- _Your instructions_: Comb through the entries for "colors" and pull out each line that holds it.

- _Source records_:
==*==
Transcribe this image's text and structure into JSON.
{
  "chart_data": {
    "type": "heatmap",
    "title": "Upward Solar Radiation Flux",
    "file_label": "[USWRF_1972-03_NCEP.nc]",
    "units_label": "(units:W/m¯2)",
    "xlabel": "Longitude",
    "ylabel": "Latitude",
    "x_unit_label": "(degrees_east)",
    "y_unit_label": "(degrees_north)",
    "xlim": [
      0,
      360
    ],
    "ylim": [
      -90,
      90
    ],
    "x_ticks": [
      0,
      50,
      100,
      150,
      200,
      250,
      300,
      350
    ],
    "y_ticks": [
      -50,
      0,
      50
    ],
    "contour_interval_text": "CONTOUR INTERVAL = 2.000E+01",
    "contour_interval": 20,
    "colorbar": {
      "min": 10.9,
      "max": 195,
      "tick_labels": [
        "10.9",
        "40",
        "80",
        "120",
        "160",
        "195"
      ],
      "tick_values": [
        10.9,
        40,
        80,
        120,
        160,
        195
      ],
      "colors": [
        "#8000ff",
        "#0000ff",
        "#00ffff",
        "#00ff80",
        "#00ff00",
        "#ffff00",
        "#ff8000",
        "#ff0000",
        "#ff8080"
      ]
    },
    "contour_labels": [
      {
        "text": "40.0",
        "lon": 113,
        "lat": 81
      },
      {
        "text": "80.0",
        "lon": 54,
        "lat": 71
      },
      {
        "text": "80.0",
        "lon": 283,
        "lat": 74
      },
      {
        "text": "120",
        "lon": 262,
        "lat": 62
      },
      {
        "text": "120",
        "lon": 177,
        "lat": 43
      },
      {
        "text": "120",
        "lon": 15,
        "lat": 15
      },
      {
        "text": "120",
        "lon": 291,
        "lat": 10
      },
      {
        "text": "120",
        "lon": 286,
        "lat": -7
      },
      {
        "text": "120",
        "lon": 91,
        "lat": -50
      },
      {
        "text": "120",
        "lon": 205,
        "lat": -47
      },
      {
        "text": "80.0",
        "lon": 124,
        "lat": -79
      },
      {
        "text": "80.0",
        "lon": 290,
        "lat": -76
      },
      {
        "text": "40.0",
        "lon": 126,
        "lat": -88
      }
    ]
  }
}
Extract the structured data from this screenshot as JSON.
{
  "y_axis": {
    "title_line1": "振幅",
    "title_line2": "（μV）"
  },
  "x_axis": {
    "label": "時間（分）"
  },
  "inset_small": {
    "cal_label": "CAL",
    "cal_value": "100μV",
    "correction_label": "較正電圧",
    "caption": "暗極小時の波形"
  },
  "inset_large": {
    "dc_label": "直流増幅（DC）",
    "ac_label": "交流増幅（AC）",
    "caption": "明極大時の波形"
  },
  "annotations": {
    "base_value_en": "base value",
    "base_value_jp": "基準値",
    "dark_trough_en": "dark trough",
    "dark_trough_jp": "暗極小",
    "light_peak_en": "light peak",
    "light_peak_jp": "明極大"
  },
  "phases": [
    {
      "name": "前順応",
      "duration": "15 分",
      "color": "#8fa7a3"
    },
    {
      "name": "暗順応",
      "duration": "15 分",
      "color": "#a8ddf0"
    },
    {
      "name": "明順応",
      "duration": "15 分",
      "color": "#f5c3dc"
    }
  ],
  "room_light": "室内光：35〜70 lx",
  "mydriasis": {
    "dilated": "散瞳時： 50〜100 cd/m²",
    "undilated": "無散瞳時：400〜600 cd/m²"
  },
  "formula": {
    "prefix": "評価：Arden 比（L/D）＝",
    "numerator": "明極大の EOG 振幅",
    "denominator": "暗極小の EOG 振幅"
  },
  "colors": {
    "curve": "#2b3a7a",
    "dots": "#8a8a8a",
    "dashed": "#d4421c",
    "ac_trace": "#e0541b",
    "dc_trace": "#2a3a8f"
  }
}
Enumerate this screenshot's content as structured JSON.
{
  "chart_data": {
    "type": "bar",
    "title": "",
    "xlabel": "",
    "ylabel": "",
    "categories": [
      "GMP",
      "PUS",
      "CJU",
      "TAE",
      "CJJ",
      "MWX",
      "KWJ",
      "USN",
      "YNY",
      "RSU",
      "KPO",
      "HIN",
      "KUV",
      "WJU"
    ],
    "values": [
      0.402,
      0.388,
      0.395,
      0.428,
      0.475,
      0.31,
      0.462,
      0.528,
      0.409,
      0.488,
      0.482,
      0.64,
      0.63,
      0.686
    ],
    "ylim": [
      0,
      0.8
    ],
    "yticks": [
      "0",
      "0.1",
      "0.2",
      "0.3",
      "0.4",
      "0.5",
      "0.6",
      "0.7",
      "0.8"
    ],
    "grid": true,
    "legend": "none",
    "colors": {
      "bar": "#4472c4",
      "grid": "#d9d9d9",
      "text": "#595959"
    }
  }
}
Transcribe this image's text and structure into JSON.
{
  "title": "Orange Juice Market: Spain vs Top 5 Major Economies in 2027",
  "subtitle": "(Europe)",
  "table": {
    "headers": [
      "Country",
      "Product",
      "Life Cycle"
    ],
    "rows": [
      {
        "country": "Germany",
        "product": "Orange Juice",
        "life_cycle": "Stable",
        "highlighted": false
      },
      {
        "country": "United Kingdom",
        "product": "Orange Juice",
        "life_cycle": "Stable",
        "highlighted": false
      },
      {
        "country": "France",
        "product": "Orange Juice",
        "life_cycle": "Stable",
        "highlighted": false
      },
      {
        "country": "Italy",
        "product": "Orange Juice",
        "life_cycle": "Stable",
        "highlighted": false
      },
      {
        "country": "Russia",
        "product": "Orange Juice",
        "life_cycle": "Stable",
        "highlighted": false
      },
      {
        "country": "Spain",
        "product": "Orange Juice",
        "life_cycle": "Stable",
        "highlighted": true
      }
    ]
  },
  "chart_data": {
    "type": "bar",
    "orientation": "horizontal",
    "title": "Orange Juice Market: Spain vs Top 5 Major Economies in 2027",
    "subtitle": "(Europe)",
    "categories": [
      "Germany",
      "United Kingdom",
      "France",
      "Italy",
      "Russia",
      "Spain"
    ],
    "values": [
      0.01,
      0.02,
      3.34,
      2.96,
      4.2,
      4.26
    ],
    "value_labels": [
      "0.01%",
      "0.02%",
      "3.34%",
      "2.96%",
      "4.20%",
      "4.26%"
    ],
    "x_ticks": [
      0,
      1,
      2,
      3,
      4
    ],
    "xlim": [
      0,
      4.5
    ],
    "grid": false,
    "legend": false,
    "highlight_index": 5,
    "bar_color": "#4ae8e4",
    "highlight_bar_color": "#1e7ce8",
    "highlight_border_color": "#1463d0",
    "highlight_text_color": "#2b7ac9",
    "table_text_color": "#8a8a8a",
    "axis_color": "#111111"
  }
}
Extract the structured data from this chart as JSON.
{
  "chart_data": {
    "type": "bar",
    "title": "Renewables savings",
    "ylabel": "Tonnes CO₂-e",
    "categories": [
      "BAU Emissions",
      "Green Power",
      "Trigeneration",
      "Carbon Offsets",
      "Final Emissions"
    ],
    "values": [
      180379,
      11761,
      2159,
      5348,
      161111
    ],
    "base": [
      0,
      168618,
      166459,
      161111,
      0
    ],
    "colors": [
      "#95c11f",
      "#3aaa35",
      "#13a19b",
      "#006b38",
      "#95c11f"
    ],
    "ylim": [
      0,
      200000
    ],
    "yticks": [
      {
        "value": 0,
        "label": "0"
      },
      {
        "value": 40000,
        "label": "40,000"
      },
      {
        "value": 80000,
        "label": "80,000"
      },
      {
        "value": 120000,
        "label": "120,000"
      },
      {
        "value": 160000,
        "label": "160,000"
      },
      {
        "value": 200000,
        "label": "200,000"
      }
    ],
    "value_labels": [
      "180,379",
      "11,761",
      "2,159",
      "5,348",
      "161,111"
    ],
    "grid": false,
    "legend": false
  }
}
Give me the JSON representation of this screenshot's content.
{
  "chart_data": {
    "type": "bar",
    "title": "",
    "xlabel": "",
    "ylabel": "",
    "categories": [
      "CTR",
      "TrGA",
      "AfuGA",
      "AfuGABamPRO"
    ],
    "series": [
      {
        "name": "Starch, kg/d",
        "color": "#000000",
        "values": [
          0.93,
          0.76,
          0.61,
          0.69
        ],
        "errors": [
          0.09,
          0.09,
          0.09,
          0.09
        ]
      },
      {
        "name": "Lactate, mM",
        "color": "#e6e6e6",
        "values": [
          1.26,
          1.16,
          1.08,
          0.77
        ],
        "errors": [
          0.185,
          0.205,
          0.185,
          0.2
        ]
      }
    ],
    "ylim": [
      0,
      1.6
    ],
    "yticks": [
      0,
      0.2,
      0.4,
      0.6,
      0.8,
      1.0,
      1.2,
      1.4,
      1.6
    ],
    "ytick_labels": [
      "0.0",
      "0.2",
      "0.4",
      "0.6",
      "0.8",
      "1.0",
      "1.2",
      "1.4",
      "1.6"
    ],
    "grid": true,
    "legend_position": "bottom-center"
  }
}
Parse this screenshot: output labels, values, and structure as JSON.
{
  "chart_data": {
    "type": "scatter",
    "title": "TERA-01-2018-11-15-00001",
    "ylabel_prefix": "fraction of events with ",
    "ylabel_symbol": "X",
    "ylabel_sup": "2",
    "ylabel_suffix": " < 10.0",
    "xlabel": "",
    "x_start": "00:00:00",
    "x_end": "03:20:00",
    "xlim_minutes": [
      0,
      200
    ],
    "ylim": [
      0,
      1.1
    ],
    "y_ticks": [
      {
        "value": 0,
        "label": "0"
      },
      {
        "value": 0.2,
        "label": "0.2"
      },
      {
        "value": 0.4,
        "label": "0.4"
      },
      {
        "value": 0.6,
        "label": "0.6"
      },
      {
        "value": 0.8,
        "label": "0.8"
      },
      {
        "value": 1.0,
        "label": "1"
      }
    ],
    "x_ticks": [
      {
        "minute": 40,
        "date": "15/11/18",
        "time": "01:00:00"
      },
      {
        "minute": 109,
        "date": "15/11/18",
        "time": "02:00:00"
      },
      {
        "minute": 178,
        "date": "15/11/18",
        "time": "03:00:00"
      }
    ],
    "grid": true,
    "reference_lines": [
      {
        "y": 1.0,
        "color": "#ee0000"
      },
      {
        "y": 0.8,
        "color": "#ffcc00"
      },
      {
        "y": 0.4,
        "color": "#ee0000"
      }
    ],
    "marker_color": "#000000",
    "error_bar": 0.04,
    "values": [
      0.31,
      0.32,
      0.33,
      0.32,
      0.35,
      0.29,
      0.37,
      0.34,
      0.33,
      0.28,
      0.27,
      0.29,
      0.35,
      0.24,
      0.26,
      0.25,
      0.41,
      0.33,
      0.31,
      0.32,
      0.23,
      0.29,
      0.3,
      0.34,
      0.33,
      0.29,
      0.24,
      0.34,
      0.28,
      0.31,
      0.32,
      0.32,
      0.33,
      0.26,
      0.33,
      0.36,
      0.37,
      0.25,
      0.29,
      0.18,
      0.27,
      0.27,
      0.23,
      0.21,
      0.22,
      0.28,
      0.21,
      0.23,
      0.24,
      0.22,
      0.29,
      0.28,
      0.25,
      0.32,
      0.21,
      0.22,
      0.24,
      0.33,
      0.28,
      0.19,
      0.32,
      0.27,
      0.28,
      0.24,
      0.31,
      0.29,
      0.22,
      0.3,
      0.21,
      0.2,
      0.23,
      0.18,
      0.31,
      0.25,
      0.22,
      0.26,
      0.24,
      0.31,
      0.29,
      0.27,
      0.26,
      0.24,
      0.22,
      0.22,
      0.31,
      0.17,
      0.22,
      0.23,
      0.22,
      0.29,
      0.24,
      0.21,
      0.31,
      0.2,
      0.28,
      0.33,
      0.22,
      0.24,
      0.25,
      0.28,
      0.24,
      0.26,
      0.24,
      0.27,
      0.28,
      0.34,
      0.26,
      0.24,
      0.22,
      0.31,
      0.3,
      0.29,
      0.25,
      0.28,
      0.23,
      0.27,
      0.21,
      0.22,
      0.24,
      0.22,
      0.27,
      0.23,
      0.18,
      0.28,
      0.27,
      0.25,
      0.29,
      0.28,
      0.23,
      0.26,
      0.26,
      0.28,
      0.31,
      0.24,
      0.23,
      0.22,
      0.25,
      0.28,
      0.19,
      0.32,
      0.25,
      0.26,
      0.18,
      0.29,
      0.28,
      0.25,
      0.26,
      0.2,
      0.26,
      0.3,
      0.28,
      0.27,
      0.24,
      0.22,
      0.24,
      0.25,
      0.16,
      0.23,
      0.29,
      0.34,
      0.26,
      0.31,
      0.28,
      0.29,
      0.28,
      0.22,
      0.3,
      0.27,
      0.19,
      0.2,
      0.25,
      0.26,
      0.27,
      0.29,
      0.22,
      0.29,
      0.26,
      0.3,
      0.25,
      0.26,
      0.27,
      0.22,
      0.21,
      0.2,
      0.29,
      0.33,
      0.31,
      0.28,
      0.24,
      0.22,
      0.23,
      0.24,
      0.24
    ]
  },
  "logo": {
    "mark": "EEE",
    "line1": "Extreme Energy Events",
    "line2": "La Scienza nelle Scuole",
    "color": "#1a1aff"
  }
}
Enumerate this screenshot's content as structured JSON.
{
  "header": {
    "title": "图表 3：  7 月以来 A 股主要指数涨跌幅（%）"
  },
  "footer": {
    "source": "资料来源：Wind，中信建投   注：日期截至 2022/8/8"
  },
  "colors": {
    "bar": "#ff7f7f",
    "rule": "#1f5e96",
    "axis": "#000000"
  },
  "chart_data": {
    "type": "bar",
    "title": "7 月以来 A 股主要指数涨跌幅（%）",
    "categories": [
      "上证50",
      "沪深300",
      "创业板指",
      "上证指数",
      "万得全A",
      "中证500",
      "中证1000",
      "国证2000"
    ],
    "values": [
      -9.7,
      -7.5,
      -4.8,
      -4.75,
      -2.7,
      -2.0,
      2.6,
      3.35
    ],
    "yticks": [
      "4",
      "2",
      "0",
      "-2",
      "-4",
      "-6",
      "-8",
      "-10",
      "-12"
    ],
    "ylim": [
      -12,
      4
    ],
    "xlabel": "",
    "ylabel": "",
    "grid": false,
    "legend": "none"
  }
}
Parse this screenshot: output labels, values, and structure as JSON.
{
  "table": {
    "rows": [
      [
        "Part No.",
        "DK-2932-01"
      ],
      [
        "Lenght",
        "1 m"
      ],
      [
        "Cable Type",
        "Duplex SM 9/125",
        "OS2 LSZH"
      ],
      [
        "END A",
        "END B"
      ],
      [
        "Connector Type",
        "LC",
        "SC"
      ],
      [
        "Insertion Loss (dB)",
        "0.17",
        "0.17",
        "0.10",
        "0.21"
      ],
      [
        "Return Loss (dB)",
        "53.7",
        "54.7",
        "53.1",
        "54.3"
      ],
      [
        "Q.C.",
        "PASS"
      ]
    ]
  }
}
==*==
- _Worked solution_:
      "colors": [
  "colors": {
    "colors": {
    "colors": [
  "colors": {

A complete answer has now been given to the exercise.